• _DATA SUPPLIED_:
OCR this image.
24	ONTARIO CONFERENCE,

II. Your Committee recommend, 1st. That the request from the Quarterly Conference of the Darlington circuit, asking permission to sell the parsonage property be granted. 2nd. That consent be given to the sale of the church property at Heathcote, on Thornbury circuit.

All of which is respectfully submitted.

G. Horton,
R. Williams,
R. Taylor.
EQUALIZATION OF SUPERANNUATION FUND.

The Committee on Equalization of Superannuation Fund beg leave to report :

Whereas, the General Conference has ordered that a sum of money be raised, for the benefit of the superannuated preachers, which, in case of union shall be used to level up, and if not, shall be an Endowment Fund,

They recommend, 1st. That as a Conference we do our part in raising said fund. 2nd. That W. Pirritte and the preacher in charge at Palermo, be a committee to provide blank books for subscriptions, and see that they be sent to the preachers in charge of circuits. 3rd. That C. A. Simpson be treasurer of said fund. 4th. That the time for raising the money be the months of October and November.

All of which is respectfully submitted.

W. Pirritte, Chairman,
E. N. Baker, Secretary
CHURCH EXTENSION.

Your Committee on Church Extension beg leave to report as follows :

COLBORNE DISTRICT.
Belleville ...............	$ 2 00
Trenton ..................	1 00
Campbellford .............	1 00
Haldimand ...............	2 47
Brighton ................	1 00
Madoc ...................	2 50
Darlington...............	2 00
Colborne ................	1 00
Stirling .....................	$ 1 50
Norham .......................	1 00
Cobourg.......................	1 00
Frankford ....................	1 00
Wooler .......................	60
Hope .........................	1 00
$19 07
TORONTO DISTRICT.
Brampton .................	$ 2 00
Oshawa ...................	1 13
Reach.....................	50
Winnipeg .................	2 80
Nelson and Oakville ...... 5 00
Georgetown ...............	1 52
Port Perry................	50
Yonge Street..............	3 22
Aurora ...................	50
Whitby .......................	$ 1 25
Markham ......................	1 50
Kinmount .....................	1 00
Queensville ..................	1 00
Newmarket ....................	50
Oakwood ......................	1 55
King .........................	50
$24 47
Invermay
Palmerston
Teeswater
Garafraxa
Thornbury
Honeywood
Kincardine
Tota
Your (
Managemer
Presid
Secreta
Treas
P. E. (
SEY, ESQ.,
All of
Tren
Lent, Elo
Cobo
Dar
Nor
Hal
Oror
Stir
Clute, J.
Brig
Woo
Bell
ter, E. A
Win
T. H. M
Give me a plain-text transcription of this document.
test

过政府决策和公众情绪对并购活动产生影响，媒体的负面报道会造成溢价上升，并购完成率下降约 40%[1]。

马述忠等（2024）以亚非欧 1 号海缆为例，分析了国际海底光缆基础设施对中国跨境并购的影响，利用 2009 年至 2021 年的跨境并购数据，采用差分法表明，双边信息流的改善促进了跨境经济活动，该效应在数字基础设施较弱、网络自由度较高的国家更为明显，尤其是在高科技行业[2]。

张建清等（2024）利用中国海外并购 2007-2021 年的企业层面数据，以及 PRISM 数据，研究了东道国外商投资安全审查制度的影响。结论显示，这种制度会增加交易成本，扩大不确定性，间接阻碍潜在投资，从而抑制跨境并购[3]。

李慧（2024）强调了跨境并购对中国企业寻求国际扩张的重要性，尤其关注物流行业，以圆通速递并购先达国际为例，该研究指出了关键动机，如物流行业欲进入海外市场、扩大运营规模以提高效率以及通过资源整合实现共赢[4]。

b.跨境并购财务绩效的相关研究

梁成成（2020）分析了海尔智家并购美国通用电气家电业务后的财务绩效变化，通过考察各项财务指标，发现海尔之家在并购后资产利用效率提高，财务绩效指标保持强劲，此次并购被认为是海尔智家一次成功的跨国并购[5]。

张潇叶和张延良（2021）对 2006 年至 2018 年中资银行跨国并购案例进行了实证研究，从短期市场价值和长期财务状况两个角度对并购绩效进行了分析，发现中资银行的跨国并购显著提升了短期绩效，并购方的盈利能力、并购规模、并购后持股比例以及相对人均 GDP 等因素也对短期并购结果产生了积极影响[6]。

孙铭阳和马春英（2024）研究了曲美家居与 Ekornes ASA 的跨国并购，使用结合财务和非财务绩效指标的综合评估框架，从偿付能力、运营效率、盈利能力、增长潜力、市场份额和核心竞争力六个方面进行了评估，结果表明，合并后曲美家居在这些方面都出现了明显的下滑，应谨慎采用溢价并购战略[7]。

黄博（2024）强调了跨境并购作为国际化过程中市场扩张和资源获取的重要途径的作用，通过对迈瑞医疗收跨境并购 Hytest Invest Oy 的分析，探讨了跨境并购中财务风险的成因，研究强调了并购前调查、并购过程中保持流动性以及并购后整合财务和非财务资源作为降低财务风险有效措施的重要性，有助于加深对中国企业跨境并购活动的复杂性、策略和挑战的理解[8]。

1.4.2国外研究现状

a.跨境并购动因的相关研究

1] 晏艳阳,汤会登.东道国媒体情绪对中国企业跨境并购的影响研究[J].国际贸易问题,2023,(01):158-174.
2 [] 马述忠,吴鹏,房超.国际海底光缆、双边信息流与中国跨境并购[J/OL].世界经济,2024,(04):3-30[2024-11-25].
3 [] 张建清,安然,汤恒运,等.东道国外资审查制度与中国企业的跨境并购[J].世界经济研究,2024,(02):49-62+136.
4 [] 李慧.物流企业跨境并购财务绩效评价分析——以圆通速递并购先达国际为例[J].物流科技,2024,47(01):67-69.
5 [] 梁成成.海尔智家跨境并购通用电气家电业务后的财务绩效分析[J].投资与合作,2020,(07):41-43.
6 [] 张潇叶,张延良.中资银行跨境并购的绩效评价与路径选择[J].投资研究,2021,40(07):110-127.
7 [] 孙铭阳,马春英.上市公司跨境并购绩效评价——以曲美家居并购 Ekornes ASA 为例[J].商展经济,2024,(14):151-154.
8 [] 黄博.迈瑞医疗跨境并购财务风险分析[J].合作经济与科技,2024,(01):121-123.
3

• _EXERCISE AIM_: Write out every record, exactly as written.

• _ANSWER TO THE PROBLEM_:
OCR this image.
24	ONTARIO CONFERENCE,

II. Your Committee recommend, 1st. That the request from the Quarterly Conference of the Darlington circuit, asking permission to sell the parsonage property be granted. 2nd. That consent be given to the sale of the church property at Heathcote, on Thornbury circuit.

All of which is respectfully submitted.

G. Horton,
R. Williams,
R. Taylor.
EQUALIZATION OF SUPERANNUATION FUND.

The Committee on Equalization of Superannuation Fund beg leave to report :

Whereas, the General Conference has ordered that a sum of money be raised, for the benefit of the superannuated preachers, which, in case of union shall be used to level up, and if not, shall be an Endowment Fund,

They recommend, 1st. That as a Conference we do our part in raising said fund. 2nd. That W. Pirritte and the preacher in charge at Palermo, be a committee to provide blank books for subscriptions, and see that they be sent to the preachers in charge of circuits. 3rd. That C. A. Simpson be treasurer of said fund. 4th. That the time for raising the money be the months of October and November.

All of which is respectfully submitted.

W. Pirritte, Chairman,
E. N. Baker, Secretary
CHURCH EXTENSION.

Your Committee on Church Extension beg leave to report as follows :

COLBORNE DISTRICT.
Belleville ...............	$ 2 00
Trenton ..................	1 00
Campbellford .............	1 00
Haldimand ...............	2 47
Brighton ................	1 00
Madoc ...................	2 50
Darlington...............	2 00
Colborne ................	1 00
Stirling .....................	$ 1 50
Norham .......................	1 00
Cobourg.......................	1 00
Frankford ....................	1 00
Wooler .......................	60
Hope .........................	1 00
$19 07
TORONTO DISTRICT.
Brampton .................	$ 2 00
Oshawa ...................	1 13
Reach.....................	50
Winnipeg .................	2 80
Nelson and Oakville ...... 5 00
Georgetown ...............	1 52
Port Perry................	50
Yonge Street..............	3 22
Aurora ...................	50
Whitby .......................	$ 1 25
Markham ......................	1 50
Kinmount .....................	1 00
Queensville ..................	1 00
Newmarket ....................	50
Oakwood ......................	1 55
King .........................	50
$24 47
Invermay
Palmerston
Teeswater
Garafraxa
Thornbury
Honeywood
Kincardine
Tota
Your (
Managemer
Presid
Secreta
Treas
P. E. (
SEY, ESQ.,
All of
Tren
Lent, Elo
Cobo
Dar
Nor
Hal
Oror
Stir
Clute, J.
Brig
Woo
Bell
ter, E. A
Win
T. H. M
Give me a plain-text transcription of this document.
test

过政府决策和公众情绪对并购活动产生影响，媒体的负面报道会造成溢价上升，并购完成率下降约 40%[1]。

马述忠等（2024）以亚非欧 1 号海缆为例，分析了国际海底光缆基础设施对中国跨境并购的影响，利用 2009 年至 2021 年的跨境并购数据，采用差分法表明，双边信息流的改善促进了跨境经济活动，该效应在数字基础设施较弱、网络自由度较高的国家更为明显，尤其是在高科技行业[2]。

张建清等（2024）利用中国海外并购 2007-2021 年的企业层面数据，以及 PRISM 数据，研究了东道国外商投资安全审查制度的影响。结论显示，这种制度会增加交易成本，扩大不确定性，间接阻碍潜在投资，从而抑制跨境并购[3]。

李慧（2024）强调了跨境并购对中国企业寻求国际扩张的重要性，尤其关注物流行业，以圆通速递并购先达国际为例，该研究指出了关键动机，如物流行业欲进入海外市场、扩大运营规模以提高效率以及通过资源整合实现共赢[4]。

b.跨境并购财务绩效的相关研究

梁成成（2020）分析了海尔智家并购美国通用电气家电业务后的财务绩效变化，通过考察各项财务指标，发现海尔之家在并购后资产利用效率提高，财务绩效指标保持强劲，此次并购被认为是海尔智家一次成功的跨国并购[5]。

张潇叶和张延良（2021）对 2006 年至 2018 年中资银行跨国并购案例进行了实证研究，从短期市场价值和长期财务状况两个角度对并购绩效进行了分析，发现中资银行的跨国并购显著提升了短期绩效，并购方的盈利能力、并购规模、并购后持股比例以及相对人均 GDP 等因素也对短期并购结果产生了积极影响[6]。

孙铭阳和马春英（2024）研究了曲美家居与 Ekornes ASA 的跨国并购，使用结合财务和非财务绩效指标的综合评估框架，从偿付能力、运营效率、盈利能力、增长潜力、市场份额和核心竞争力六个方面进行了评估，结果表明，合并后曲美家居在这些方面都出现了明显的下滑，应谨慎采用溢价并购战略[7]。

黄博（2024）强调了跨境并购作为国际化过程中市场扩张和资源获取的重要途径的作用，通过对迈瑞医疗收跨境并购 Hytest Invest Oy 的分析，探讨了跨境并购中财务风险的成因，研究强调了并购前调查、并购过程中保持流动性以及并购后整合财务和非财务资源作为降低财务风险有效措施的重要性，有助于加深对中国企业跨境并购活动的复杂性、策略和挑战的理解[8]。

1.4.2国外研究现状

a.跨境并购动因的相关研究

1] 晏艳阳,汤会登.东道国媒体情绪对中国企业跨境并购的影响研究[J].国际贸易问题,2023,(01):158-174.
2 [] 马述忠,吴鹏,房超.国际海底光缆、双边信息流与中国跨境并购[J/OL].世界经济,2024,(04):3-30[2024-11-25].
3 [] 张建清,安然,汤恒运,等.东道国外资审查制度与中国企业的跨境并购[J].世界经济研究,2024,(02):49-62+136.
4 [] 李慧.物流企业跨境并购财务绩效评价分析——以圆通速递并购先达国际为例[J].物流科技,2024,47(01):67-69.
5 [] 梁成成.海尔智家跨境并购通用电气家电业务后的财务绩效分析[J].投资与合作,2020,(07):41-43.
6 [] 张潇叶,张延良.中资银行跨境并购的绩效评价与路径选择[J].投资研究,2021,40(07):110-127.
7 [] 孙铭阳,马春英.上市公司跨境并购绩效评价——以曲美家居并购 Ekornes ASA 为例[J].商展经济,2024,(14):151-154.
8 [] 黄博.迈瑞医疗跨境并购财务风险分析[J].合作经济与科技,2024,(01):121-123.
3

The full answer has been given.